### [EXERCISE AIM]
Reproduce the records. Keep every word exact and include no images.

──────── LISTING

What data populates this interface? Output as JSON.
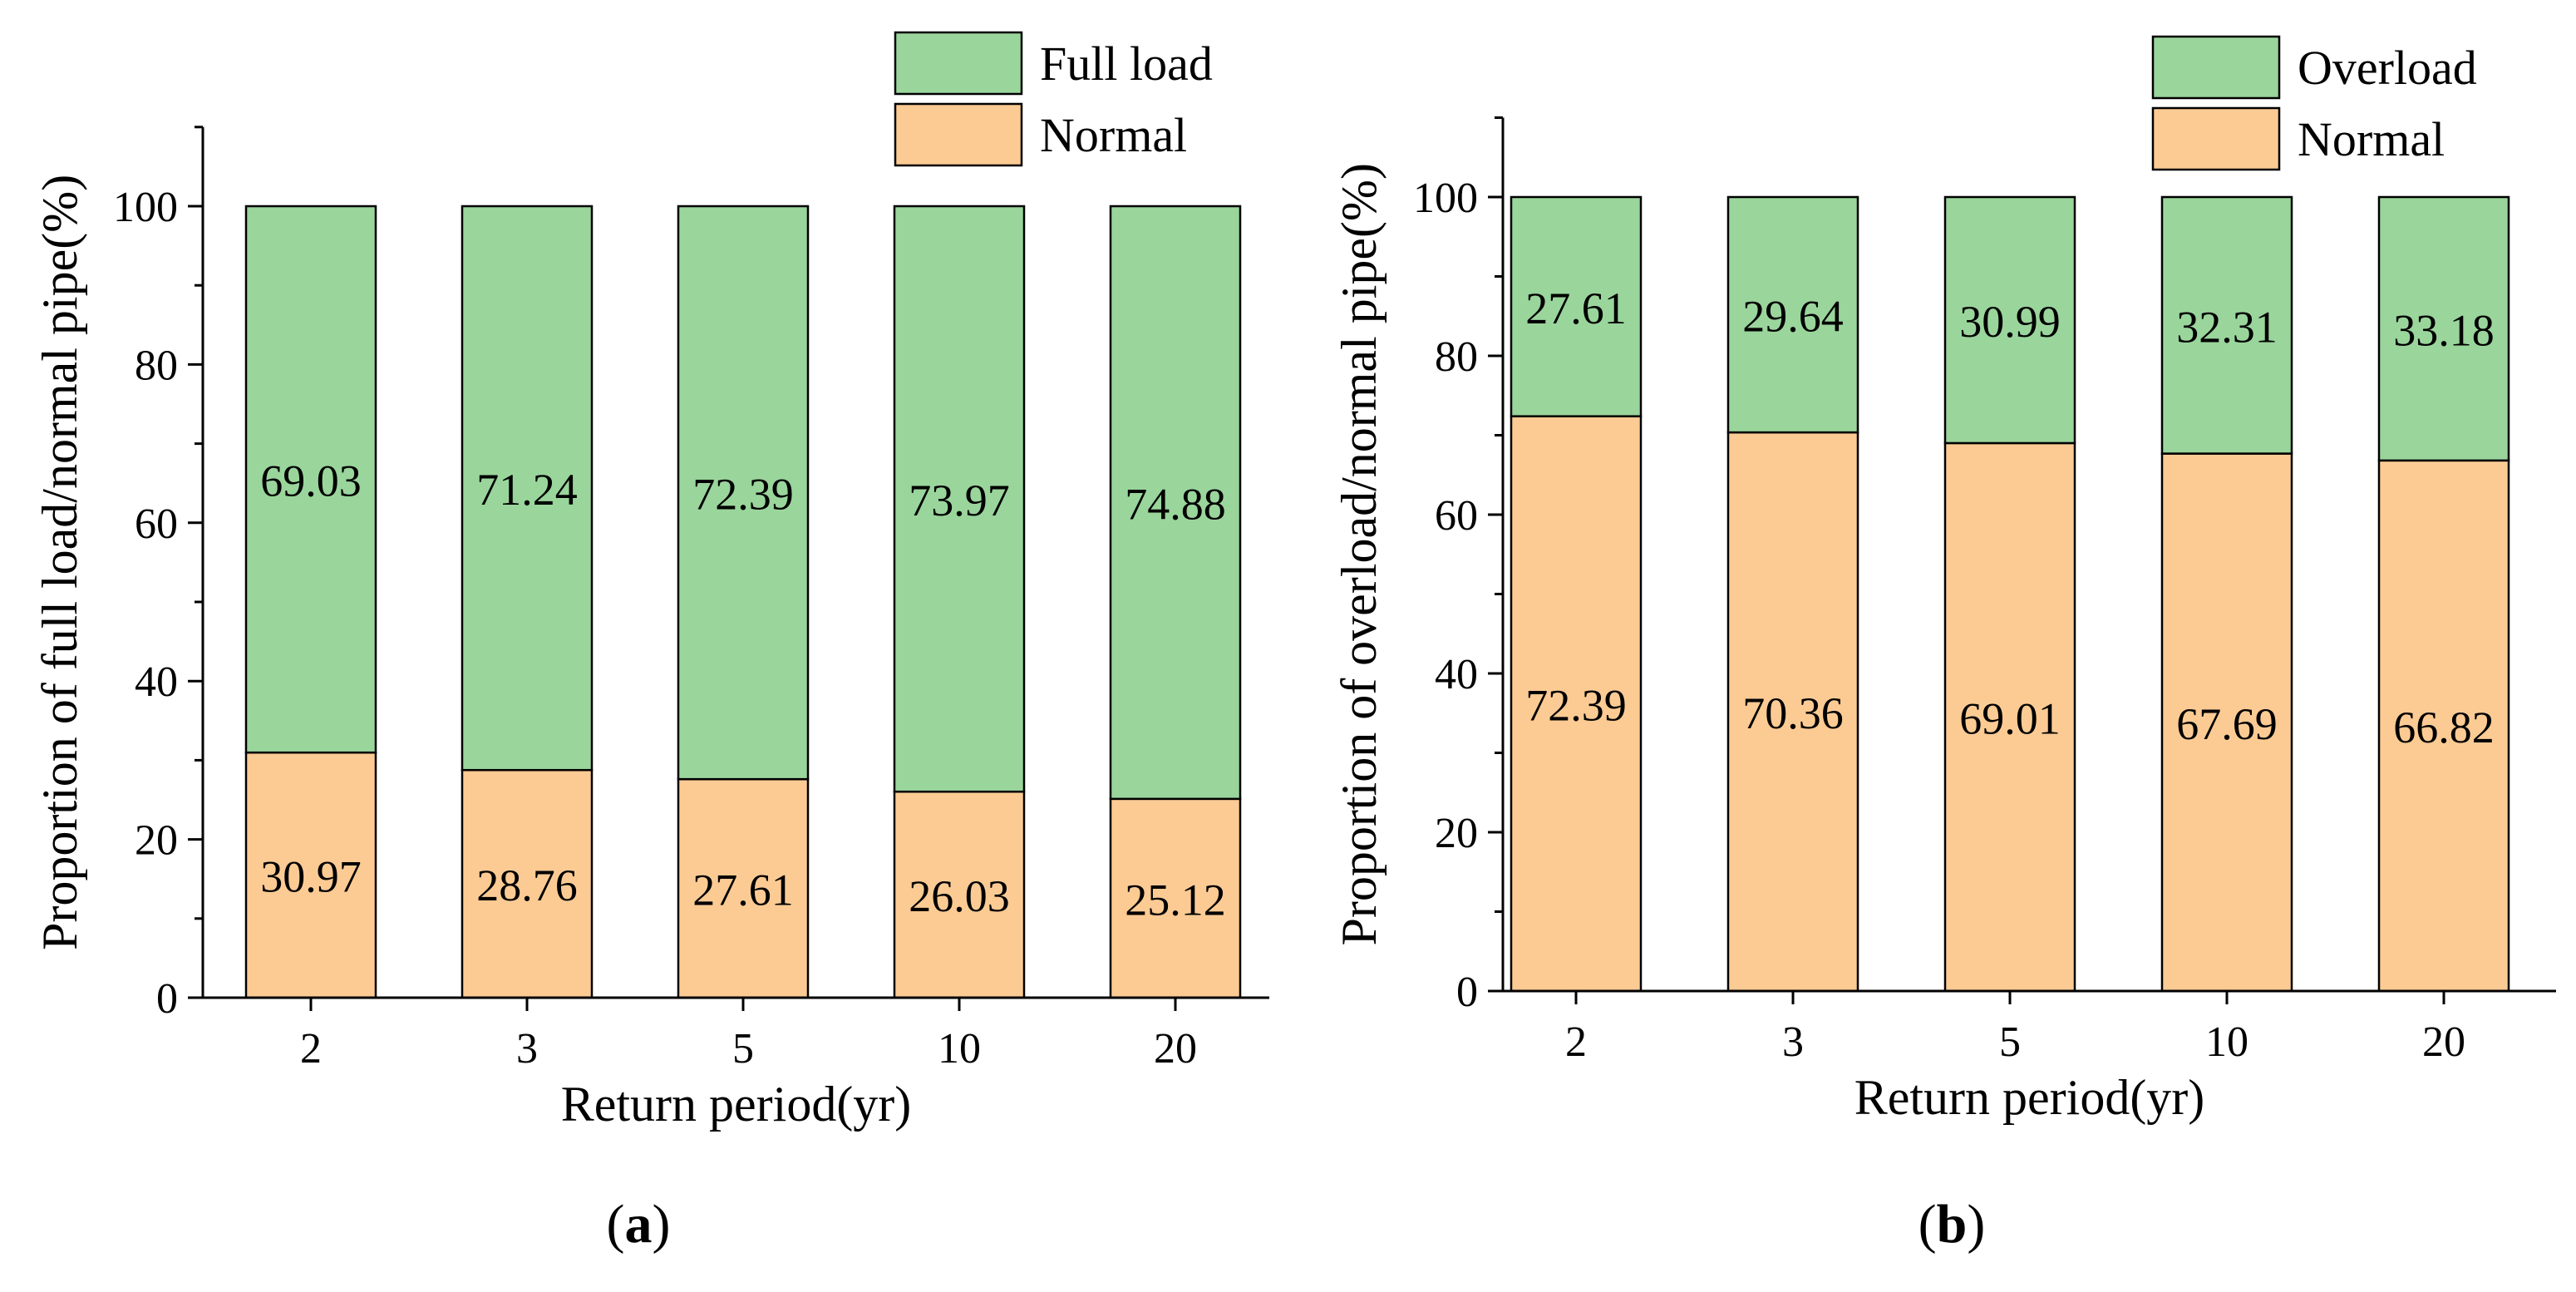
{
  "colors": {
    "normal": "#FCCB94",
    "upper": "#9AD59C",
    "edge": "#000000"
  },
  "chart_data": [
    {
      "type": "bar",
      "stacked": true,
      "panel_label": "a",
      "categories": [
        "2",
        "3",
        "5",
        "10",
        "20"
      ],
      "xlabel": "Return period(yr)",
      "ylabel": "Proportion of full load/normal pipe(%)",
      "ylim": [
        0,
        110
      ],
      "yticks": [
        0,
        20,
        40,
        60,
        80,
        100
      ],
      "legend_position": "top-right",
      "series": [
        {
          "name": "Normal",
          "values": [
            30.97,
            28.76,
            27.61,
            26.03,
            25.12
          ],
          "labels": [
            "30.97",
            "28.76",
            "27.61",
            "26.03",
            "25.12"
          ]
        },
        {
          "name": "Full load",
          "values": [
            69.03,
            71.24,
            72.39,
            73.97,
            74.88
          ],
          "labels": [
            "69.03",
            "71.24",
            "72.39",
            "73.97",
            "74.88"
          ]
        }
      ]
    },
    {
      "type": "bar",
      "stacked": true,
      "panel_label": "b",
      "categories": [
        "2",
        "3",
        "5",
        "10",
        "20"
      ],
      "xlabel": "Return period(yr)",
      "ylabel": "Proportion of overload/normal pipe(%)",
      "ylim": [
        0,
        110
      ],
      "yticks": [
        0,
        20,
        40,
        60,
        80,
        100
      ],
      "legend_position": "top-right",
      "series": [
        {
          "name": "Normal",
          "values": [
            72.39,
            70.36,
            69.01,
            67.69,
            66.82
          ],
          "labels": [
            "72.39",
            "70.36",
            "69.01",
            "67.69",
            "66.82"
          ]
        },
        {
          "name": "Overload",
          "values": [
            27.61,
            29.64,
            30.99,
            32.31,
            33.18
          ],
          "labels": [
            "27.61",
            "29.64",
            "30.99",
            "32.31",
            "33.18"
          ]
        }
      ]
    }
  ]
}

────────────────

### [THE RESULT]
What data populates this interface? Output as JSON.
{
  "colors": {
    "normal": "#FCCB94",
    "upper": "#9AD59C",
    "edge": "#000000"
  },
  "chart_data": [
    {
      "type": "bar",
      "stacked": true,
      "panel_label": "a",
      "categories": [
        "2",
        "3",
        "5",
        "10",
        "20"
      ],
      "xlabel": "Return period(yr)",
      "ylabel": "Proportion of full load/normal pipe(%)",
      "ylim": [
        0,
        110
      ],
      "yticks": [
        0,
        20,
        40,
        60,
        80,
        100
      ],
      "legend_position": "top-right",
      "series": [
        {
          "name": "Normal",
          "values": [
            30.97,
            28.76,
            27.61,
            26.03,
            25.12
          ],
          "labels": [
            "30.97",
            "28.76",
            "27.61",
            "26.03",
            "25.12"
          ]
        },
        {
          "name": "Full load",
          "values": [
            69.03,
            71.24,
            72.39,
            73.97,
            74.88
          ],
          "labels": [
            "69.03",
            "71.24",
            "72.39",
            "73.97",
            "74.88"
          ]
        }
      ]
    },
    {
      "type": "bar",
      "stacked": true,
      "panel_label": "b",
      "categories": [
        "2",
        "3",
        "5",
        "10",
        "20"
      ],
      "xlabel": "Return period(yr)",
      "ylabel": "Proportion of overload/normal pipe(%)",
      "ylim": [
        0,
        110
      ],
      "yticks": [
        0,
        20,
        40,
        60,
        80,
        100
      ],
      "legend_position": "top-right",
      "series": [
        {
          "name": "Normal",
          "values": [
            72.39,
            70.36,
            69.01,
            67.69,
            66.82
          ],
          "labels": [
            "72.39",
            "70.36",
            "69.01",
            "67.69",
            "66.82"
          ]
        },
        {
          "name": "Overload",
          "values": [
            27.61,
            29.64,
            30.99,
            32.31,
            33.18
          ],
          "labels": [
            "27.61",
            "29.64",
            "30.99",
            "32.31",
            "33.18"
          ]
        }
      ]
    }
  ]
}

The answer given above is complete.